Dataset records:
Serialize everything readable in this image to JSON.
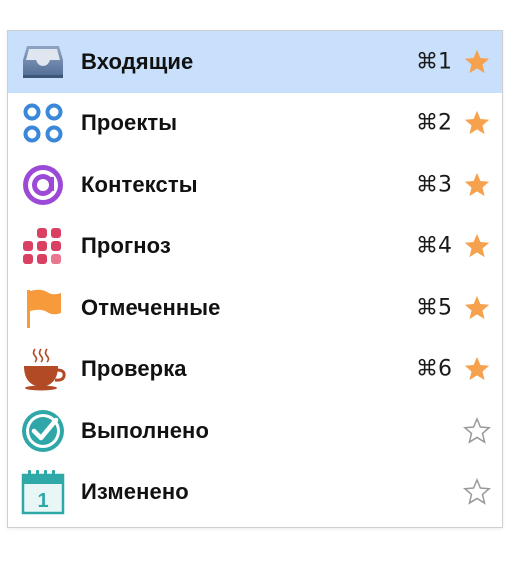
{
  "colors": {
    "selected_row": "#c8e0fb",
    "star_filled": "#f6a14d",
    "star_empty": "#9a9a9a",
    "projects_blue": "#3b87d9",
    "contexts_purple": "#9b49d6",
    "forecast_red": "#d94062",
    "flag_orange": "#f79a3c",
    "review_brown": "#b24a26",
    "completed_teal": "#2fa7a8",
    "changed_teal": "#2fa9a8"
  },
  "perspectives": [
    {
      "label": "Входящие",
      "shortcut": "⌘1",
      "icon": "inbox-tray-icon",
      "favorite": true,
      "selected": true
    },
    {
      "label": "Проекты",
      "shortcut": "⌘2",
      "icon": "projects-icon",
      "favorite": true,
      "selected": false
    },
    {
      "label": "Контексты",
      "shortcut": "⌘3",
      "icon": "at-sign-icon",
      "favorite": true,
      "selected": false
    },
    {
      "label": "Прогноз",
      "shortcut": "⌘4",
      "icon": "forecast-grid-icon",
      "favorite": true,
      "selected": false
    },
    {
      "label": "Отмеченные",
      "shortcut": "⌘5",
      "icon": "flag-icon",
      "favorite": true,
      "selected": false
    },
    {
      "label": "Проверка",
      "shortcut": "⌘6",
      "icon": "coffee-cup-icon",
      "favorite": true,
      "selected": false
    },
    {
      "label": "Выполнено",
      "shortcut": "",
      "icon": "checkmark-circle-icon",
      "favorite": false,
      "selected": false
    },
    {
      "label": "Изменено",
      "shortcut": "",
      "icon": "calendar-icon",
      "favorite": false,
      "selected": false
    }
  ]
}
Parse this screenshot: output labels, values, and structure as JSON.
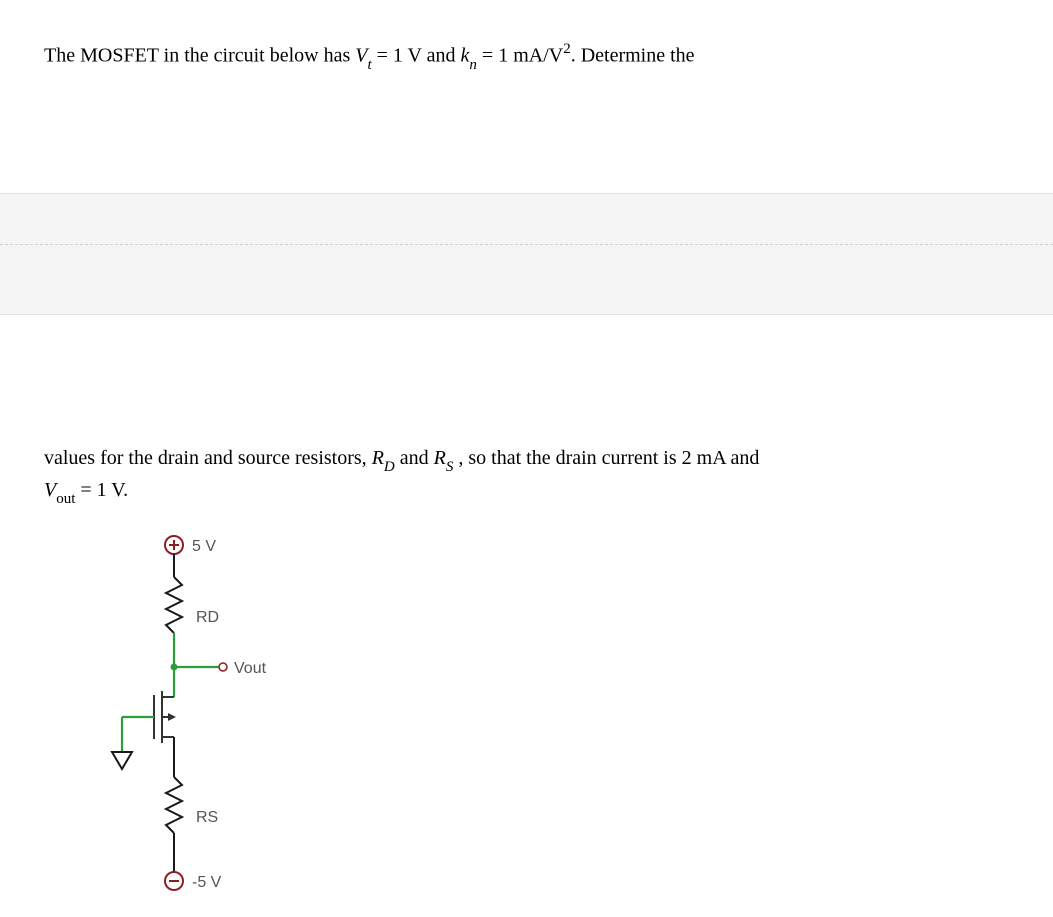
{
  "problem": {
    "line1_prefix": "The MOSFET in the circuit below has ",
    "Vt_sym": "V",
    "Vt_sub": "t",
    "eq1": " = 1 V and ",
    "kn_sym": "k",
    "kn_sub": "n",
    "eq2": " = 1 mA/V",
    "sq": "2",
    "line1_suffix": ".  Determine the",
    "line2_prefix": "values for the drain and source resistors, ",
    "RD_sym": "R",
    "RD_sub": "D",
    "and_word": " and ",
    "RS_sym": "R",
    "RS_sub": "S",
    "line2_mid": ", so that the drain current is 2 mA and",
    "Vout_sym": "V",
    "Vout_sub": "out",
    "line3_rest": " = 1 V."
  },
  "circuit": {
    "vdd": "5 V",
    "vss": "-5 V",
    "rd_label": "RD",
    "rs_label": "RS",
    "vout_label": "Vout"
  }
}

◆ Aim
Without the pictures, return all the records precisely as they stand.

◆ Written answer
Serialize everything readable in this image to JSON.
{
  "colors": {
    "selected_row": "#c8e0fb",
    "star_filled": "#f6a14d",
    "star_empty": "#9a9a9a",
    "projects_blue": "#3b87d9",
    "contexts_purple": "#9b49d6",
    "forecast_red": "#d94062",
    "flag_orange": "#f79a3c",
    "review_brown": "#b24a26",
    "completed_teal": "#2fa7a8",
    "changed_teal": "#2fa9a8"
  },
  "perspectives": [
    {
      "label": "Входящие",
      "shortcut": "⌘1",
      "icon": "inbox-tray-icon",
      "favorite": true,
      "selected": true
    },
    {
      "label": "Проекты",
      "shortcut": "⌘2",
      "icon": "projects-icon",
      "favorite": true,
      "selected": false
    },
    {
      "label": "Контексты",
      "shortcut": "⌘3",
      "icon": "at-sign-icon",
      "favorite": true,
      "selected": false
    },
    {
      "label": "Прогноз",
      "shortcut": "⌘4",
      "icon": "forecast-grid-icon",
      "favorite": true,
      "selected": false
    },
    {
      "label": "Отмеченные",
      "shortcut": "⌘5",
      "icon": "flag-icon",
      "favorite": true,
      "selected": false
    },
    {
      "label": "Проверка",
      "shortcut": "⌘6",
      "icon": "coffee-cup-icon",
      "favorite": true,
      "selected": false
    },
    {
      "label": "Выполнено",
      "shortcut": "",
      "icon": "checkmark-circle-icon",
      "favorite": false,
      "selected": false
    },
    {
      "label": "Изменено",
      "shortcut": "",
      "icon": "calendar-icon",
      "favorite": false,
      "selected": false
    }
  ]
}
Parse this screenshot: output labels, values, and structure as JSON.
{
  "problem": {
    "line1_prefix": "The MOSFET in the circuit below has ",
    "Vt_sym": "V",
    "Vt_sub": "t",
    "eq1": " = 1 V and ",
    "kn_sym": "k",
    "kn_sub": "n",
    "eq2": " = 1 mA/V",
    "sq": "2",
    "line1_suffix": ".  Determine the",
    "line2_prefix": "values for the drain and source resistors, ",
    "RD_sym": "R",
    "RD_sub": "D",
    "and_word": " and ",
    "RS_sym": "R",
    "RS_sub": "S",
    "line2_mid": ", so that the drain current is 2 mA and",
    "Vout_sym": "V",
    "Vout_sub": "out",
    "line3_rest": " = 1 V."
  },
  "circuit": {
    "vdd": "5 V",
    "vss": "-5 V",
    "rd_label": "RD",
    "rs_label": "RS",
    "vout_label": "Vout"
  }
}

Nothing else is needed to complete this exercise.